══ Data shown
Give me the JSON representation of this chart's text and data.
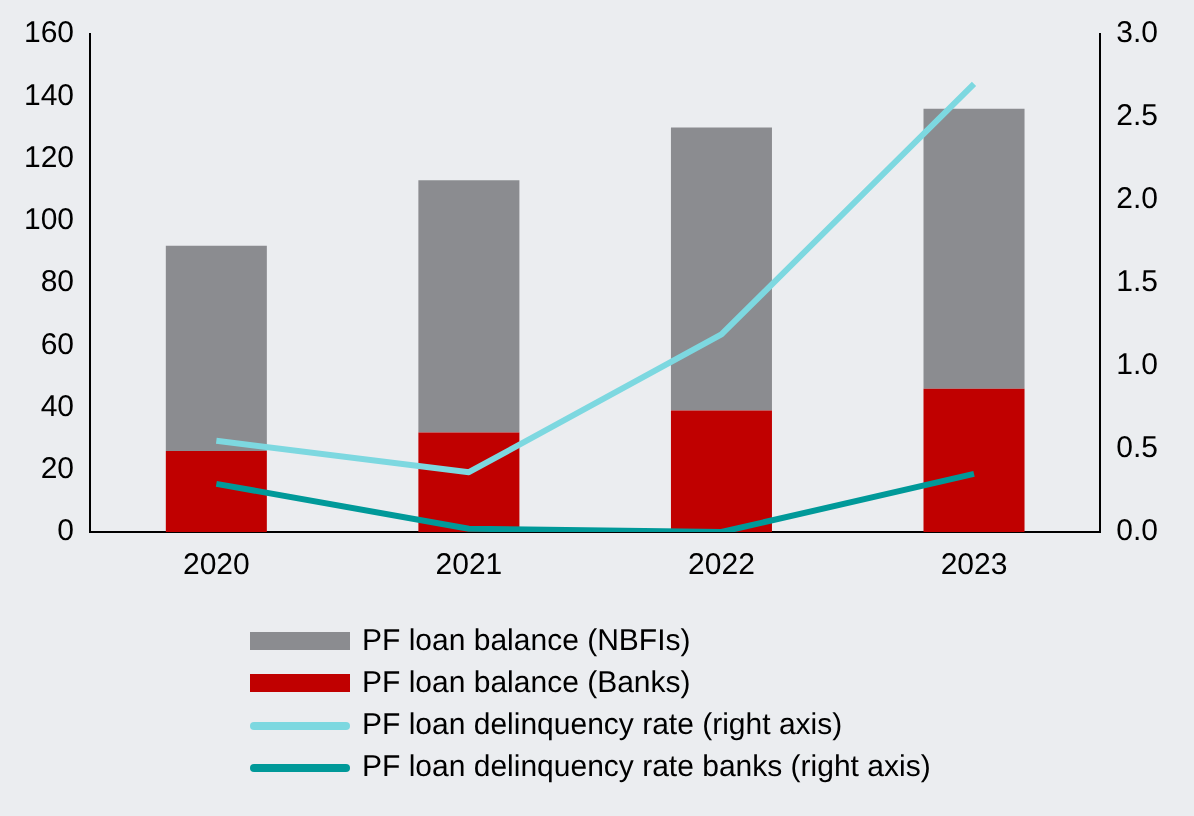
{
  "chart_data": {
    "type": "bar",
    "stacked": true,
    "categories": [
      "2020",
      "2021",
      "2022",
      "2023"
    ],
    "series": [
      {
        "name": "PF loan balance (Banks)",
        "color": "#c00000",
        "values": [
          26,
          32,
          39,
          46
        ]
      },
      {
        "name": "PF loan balance (NBFIs)",
        "color": "#8b8c90",
        "values": [
          66,
          81,
          91,
          90
        ]
      },
      {
        "name": "PF loan delinquency rate (right axis)",
        "type": "line",
        "axis": "y2",
        "color": "#7dd8e0",
        "values": [
          0.55,
          0.36,
          1.19,
          2.7
        ]
      },
      {
        "name": "PF loan delinquency rate banks (right axis)",
        "type": "line",
        "axis": "y2",
        "color": "#009999",
        "values": [
          0.29,
          0.02,
          0.0,
          0.35
        ]
      }
    ],
    "ylim": [
      0,
      160
    ],
    "yticks": [
      0,
      20,
      40,
      60,
      80,
      100,
      120,
      140,
      160
    ],
    "y2lim": [
      0,
      3
    ],
    "y2ticks": [
      {
        "value": 0,
        "label": "0.0"
      },
      {
        "value": 0.5,
        "label": "0.5"
      },
      {
        "value": 1,
        "label": "1.0"
      },
      {
        "value": 1.5,
        "label": "1.5"
      },
      {
        "value": 2,
        "label": "2.0"
      },
      {
        "value": 2.5,
        "label": "2.5"
      },
      {
        "value": 3,
        "label": "3.0"
      }
    ],
    "grid": false,
    "legend": "bottom",
    "marker": "none"
  }
}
════
▶ _What is needed_
Without including any pictures, reproduce the listing exactly.

▶ _Result of the task_
Give me the JSON representation of this chart's text and data.
{
  "chart_data": {
    "type": "bar",
    "stacked": true,
    "categories": [
      "2020",
      "2021",
      "2022",
      "2023"
    ],
    "series": [
      {
        "name": "PF loan balance (Banks)",
        "color": "#c00000",
        "values": [
          26,
          32,
          39,
          46
        ]
      },
      {
        "name": "PF loan balance (NBFIs)",
        "color": "#8b8c90",
        "values": [
          66,
          81,
          91,
          90
        ]
      },
      {
        "name": "PF loan delinquency rate (right axis)",
        "type": "line",
        "axis": "y2",
        "color": "#7dd8e0",
        "values": [
          0.55,
          0.36,
          1.19,
          2.7
        ]
      },
      {
        "name": "PF loan delinquency rate banks (right axis)",
        "type": "line",
        "axis": "y2",
        "color": "#009999",
        "values": [
          0.29,
          0.02,
          0.0,
          0.35
        ]
      }
    ],
    "ylim": [
      0,
      160
    ],
    "yticks": [
      0,
      20,
      40,
      60,
      80,
      100,
      120,
      140,
      160
    ],
    "y2lim": [
      0,
      3
    ],
    "y2ticks": [
      {
        "value": 0,
        "label": "0.0"
      },
      {
        "value": 0.5,
        "label": "0.5"
      },
      {
        "value": 1,
        "label": "1.0"
      },
      {
        "value": 1.5,
        "label": "1.5"
      },
      {
        "value": 2,
        "label": "2.0"
      },
      {
        "value": 2.5,
        "label": "2.5"
      },
      {
        "value": 3,
        "label": "3.0"
      }
    ],
    "grid": false,
    "legend": "bottom",
    "marker": "none"
  }
}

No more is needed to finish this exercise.